• _Problem to solve_
Take the entries below and reproduce them word for word.

=== Supplied entries ===

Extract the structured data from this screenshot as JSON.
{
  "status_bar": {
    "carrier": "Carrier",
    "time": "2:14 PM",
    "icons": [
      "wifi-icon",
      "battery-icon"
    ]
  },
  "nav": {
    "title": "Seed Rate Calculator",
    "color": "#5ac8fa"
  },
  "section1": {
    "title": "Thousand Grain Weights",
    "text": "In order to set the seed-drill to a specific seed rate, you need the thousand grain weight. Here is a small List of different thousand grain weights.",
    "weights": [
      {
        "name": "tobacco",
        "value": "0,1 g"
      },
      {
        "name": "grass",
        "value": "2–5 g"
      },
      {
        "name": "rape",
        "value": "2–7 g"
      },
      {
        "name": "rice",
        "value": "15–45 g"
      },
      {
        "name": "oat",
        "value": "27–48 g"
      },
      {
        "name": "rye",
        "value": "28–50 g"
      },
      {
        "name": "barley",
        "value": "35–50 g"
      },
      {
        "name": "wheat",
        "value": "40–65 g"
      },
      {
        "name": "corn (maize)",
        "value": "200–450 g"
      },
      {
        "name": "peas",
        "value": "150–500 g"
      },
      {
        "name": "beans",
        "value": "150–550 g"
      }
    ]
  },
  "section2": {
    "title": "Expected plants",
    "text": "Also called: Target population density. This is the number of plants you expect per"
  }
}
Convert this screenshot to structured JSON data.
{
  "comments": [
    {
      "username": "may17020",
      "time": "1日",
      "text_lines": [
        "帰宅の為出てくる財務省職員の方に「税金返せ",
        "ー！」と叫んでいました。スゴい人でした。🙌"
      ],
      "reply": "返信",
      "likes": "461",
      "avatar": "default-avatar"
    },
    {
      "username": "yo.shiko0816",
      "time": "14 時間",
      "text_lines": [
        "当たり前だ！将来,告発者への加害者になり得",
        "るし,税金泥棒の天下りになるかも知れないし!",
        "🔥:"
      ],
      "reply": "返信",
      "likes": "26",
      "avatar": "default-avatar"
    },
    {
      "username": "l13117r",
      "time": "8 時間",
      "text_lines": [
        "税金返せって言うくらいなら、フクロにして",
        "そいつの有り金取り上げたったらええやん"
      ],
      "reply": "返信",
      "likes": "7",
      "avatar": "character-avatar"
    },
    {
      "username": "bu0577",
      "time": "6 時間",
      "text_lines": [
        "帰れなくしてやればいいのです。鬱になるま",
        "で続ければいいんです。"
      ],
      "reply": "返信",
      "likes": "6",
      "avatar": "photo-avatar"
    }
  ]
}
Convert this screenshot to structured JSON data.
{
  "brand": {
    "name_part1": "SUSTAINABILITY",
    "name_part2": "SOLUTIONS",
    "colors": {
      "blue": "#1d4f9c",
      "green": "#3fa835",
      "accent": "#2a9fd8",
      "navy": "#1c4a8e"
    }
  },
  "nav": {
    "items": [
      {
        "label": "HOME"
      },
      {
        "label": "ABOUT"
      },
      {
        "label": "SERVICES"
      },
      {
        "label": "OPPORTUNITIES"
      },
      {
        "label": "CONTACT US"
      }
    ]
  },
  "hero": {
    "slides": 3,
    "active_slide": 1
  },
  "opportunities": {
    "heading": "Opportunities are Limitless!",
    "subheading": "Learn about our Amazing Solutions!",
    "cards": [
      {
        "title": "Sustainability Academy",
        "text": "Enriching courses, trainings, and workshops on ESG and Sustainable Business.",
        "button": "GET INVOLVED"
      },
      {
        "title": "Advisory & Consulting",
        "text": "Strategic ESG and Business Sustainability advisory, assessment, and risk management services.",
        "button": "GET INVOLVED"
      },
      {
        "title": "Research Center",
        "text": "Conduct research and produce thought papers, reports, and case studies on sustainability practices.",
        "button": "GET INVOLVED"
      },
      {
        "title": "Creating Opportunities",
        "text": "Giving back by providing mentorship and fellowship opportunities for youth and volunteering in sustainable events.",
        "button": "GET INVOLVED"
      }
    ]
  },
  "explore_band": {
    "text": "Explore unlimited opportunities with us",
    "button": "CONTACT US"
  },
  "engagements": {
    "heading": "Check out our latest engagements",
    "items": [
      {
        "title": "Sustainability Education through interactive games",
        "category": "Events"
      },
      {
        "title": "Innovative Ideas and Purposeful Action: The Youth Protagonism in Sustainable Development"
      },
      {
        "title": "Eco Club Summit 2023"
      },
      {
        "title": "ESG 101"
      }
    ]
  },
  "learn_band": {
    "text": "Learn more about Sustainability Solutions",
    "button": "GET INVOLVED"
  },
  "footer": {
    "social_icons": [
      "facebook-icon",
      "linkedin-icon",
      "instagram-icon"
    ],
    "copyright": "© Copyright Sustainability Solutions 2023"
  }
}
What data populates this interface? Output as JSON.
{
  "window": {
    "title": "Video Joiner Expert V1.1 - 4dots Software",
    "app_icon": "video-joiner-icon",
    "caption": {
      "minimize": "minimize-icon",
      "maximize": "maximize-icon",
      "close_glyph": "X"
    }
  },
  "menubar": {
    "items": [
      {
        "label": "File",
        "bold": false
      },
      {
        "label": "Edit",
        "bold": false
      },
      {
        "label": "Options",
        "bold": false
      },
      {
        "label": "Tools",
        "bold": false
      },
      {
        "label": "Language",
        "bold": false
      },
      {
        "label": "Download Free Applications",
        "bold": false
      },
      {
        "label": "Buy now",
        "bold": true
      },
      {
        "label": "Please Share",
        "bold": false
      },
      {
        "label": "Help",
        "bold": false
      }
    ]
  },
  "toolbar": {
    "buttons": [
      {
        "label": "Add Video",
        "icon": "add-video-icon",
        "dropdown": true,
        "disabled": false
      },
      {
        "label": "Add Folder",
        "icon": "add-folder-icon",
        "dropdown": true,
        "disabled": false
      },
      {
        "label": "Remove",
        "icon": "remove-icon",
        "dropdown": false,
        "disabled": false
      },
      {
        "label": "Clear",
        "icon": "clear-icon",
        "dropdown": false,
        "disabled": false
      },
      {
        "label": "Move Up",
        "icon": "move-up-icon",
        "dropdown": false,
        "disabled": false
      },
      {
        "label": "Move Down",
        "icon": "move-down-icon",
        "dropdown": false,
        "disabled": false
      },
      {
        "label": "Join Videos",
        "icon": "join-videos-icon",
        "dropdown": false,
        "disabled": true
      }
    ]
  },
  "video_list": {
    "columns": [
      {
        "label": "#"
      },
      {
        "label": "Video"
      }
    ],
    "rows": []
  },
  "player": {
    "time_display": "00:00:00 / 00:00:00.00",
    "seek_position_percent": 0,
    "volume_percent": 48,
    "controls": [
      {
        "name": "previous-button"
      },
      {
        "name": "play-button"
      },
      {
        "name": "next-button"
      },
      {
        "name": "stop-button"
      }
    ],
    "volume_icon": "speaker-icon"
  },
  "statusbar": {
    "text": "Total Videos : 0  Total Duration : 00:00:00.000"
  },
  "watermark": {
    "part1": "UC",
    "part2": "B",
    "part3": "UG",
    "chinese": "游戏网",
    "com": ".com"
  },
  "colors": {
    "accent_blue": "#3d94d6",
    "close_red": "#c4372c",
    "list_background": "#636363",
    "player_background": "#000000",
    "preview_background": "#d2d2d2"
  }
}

===

• _Response_
Extract the structured data from this screenshot as JSON.
{
  "status_bar": {
    "carrier": "Carrier",
    "time": "2:14 PM",
    "icons": [
      "wifi-icon",
      "battery-icon"
    ]
  },
  "nav": {
    "title": "Seed Rate Calculator",
    "color": "#5ac8fa"
  },
  "section1": {
    "title": "Thousand Grain Weights",
    "text": "In order to set the seed-drill to a specific seed rate, you need the thousand grain weight. Here is a small List of different thousand grain weights.",
    "weights": [
      {
        "name": "tobacco",
        "value": "0,1 g"
      },
      {
        "name": "grass",
        "value": "2–5 g"
      },
      {
        "name": "rape",
        "value": "2–7 g"
      },
      {
        "name": "rice",
        "value": "15–45 g"
      },
      {
        "name": "oat",
        "value": "27–48 g"
      },
      {
        "name": "rye",
        "value": "28–50 g"
      },
      {
        "name": "barley",
        "value": "35–50 g"
      },
      {
        "name": "wheat",
        "value": "40–65 g"
      },
      {
        "name": "corn (maize)",
        "value": "200–450 g"
      },
      {
        "name": "peas",
        "value": "150–500 g"
      },
      {
        "name": "beans",
        "value": "150–550 g"
      }
    ]
  },
  "section2": {
    "title": "Expected plants",
    "text": "Also called: Target population density. This is the number of plants you expect per"
  }
}
Convert this screenshot to structured JSON data.
{
  "comments": [
    {
      "username": "may17020",
      "time": "1日",
      "text_lines": [
        "帰宅の為出てくる財務省職員の方に「税金返せ",
        "ー！」と叫んでいました。スゴい人でした。🙌"
      ],
      "reply": "返信",
      "likes": "461",
      "avatar": "default-avatar"
    },
    {
      "username": "yo.shiko0816",
      "time": "14 時間",
      "text_lines": [
        "当たり前だ！将来,告発者への加害者になり得",
        "るし,税金泥棒の天下りになるかも知れないし!",
        "🔥:"
      ],
      "reply": "返信",
      "likes": "26",
      "avatar": "default-avatar"
    },
    {
      "username": "l13117r",
      "time": "8 時間",
      "text_lines": [
        "税金返せって言うくらいなら、フクロにして",
        "そいつの有り金取り上げたったらええやん"
      ],
      "reply": "返信",
      "likes": "7",
      "avatar": "character-avatar"
    },
    {
      "username": "bu0577",
      "time": "6 時間",
      "text_lines": [
        "帰れなくしてやればいいのです。鬱になるま",
        "で続ければいいんです。"
      ],
      "reply": "返信",
      "likes": "6",
      "avatar": "photo-avatar"
    }
  ]
}
Convert this screenshot to structured JSON data.
{
  "brand": {
    "name_part1": "SUSTAINABILITY",
    "name_part2": "SOLUTIONS",
    "colors": {
      "blue": "#1d4f9c",
      "green": "#3fa835",
      "accent": "#2a9fd8",
      "navy": "#1c4a8e"
    }
  },
  "nav": {
    "items": [
      {
        "label": "HOME"
      },
      {
        "label": "ABOUT"
      },
      {
        "label": "SERVICES"
      },
      {
        "label": "OPPORTUNITIES"
      },
      {
        "label": "CONTACT US"
      }
    ]
  },
  "hero": {
    "slides": 3,
    "active_slide": 1
  },
  "opportunities": {
    "heading": "Opportunities are Limitless!",
    "subheading": "Learn about our Amazing Solutions!",
    "cards": [
      {
        "title": "Sustainability Academy",
        "text": "Enriching courses, trainings, and workshops on ESG and Sustainable Business.",
        "button": "GET INVOLVED"
      },
      {
        "title": "Advisory & Consulting",
        "text": "Strategic ESG and Business Sustainability advisory, assessment, and risk management services.",
        "button": "GET INVOLVED"
      },
      {
        "title": "Research Center",
        "text": "Conduct research and produce thought papers, reports, and case studies on sustainability practices.",
        "button": "GET INVOLVED"
      },
      {
        "title": "Creating Opportunities",
        "text": "Giving back by providing mentorship and fellowship opportunities for youth and volunteering in sustainable events.",
        "button": "GET INVOLVED"
      }
    ]
  },
  "explore_band": {
    "text": "Explore unlimited opportunities with us",
    "button": "CONTACT US"
  },
  "engagements": {
    "heading": "Check out our latest engagements",
    "items": [
      {
        "title": "Sustainability Education through interactive games",
        "category": "Events"
      },
      {
        "title": "Innovative Ideas and Purposeful Action: The Youth Protagonism in Sustainable Development"
      },
      {
        "title": "Eco Club Summit 2023"
      },
      {
        "title": "ESG 101"
      }
    ]
  },
  "learn_band": {
    "text": "Learn more about Sustainability Solutions",
    "button": "GET INVOLVED"
  },
  "footer": {
    "social_icons": [
      "facebook-icon",
      "linkedin-icon",
      "instagram-icon"
    ],
    "copyright": "© Copyright Sustainability Solutions 2023"
  }
}
What data populates this interface? Output as JSON.
{
  "window": {
    "title": "Video Joiner Expert V1.1 - 4dots Software",
    "app_icon": "video-joiner-icon",
    "caption": {
      "minimize": "minimize-icon",
      "maximize": "maximize-icon",
      "close_glyph": "X"
    }
  },
  "menubar": {
    "items": [
      {
        "label": "File",
        "bold": false
      },
      {
        "label": "Edit",
        "bold": false
      },
      {
        "label": "Options",
        "bold": false
      },
      {
        "label": "Tools",
        "bold": false
      },
      {
        "label": "Language",
        "bold": false
      },
      {
        "label": "Download Free Applications",
        "bold": false
      },
      {
        "label": "Buy now",
        "bold": true
      },
      {
        "label": "Please Share",
        "bold": false
      },
      {
        "label": "Help",
        "bold": false
      }
    ]
  },
  "toolbar": {
    "buttons": [
      {
        "label": "Add Video",
        "icon": "add-video-icon",
        "dropdown": true,
        "disabled": false
      },
      {
        "label": "Add Folder",
        "icon": "add-folder-icon",
        "dropdown": true,
        "disabled": false
      },
      {
        "label": "Remove",
        "icon": "remove-icon",
        "dropdown": false,
        "disabled": false
      },
      {
        "label": "Clear",
        "icon": "clear-icon",
        "dropdown": false,
        "disabled": false
      },
      {
        "label": "Move Up",
        "icon": "move-up-icon",
        "dropdown": false,
        "disabled": false
      },
      {
        "label": "Move Down",
        "icon": "move-down-icon",
        "dropdown": false,
        "disabled": false
      },
      {
        "label": "Join Videos",
        "icon": "join-videos-icon",
        "dropdown": false,
        "disabled": true
      }
    ]
  },
  "video_list": {
    "columns": [
      {
        "label": "#"
      },
      {
        "label": "Video"
      }
    ],
    "rows": []
  },
  "player": {
    "time_display": "00:00:00 / 00:00:00.00",
    "seek_position_percent": 0,
    "volume_percent": 48,
    "controls": [
      {
        "name": "previous-button"
      },
      {
        "name": "play-button"
      },
      {
        "name": "next-button"
      },
      {
        "name": "stop-button"
      }
    ],
    "volume_icon": "speaker-icon"
  },
  "statusbar": {
    "text": "Total Videos : 0  Total Duration : 00:00:00.000"
  },
  "watermark": {
    "part1": "UC",
    "part2": "B",
    "part3": "UG",
    "chinese": "游戏网",
    "com": ".com"
  },
  "colors": {
    "accent_blue": "#3d94d6",
    "close_red": "#c4372c",
    "list_background": "#636363",
    "player_background": "#000000",
    "preview_background": "#d2d2d2"
  }
}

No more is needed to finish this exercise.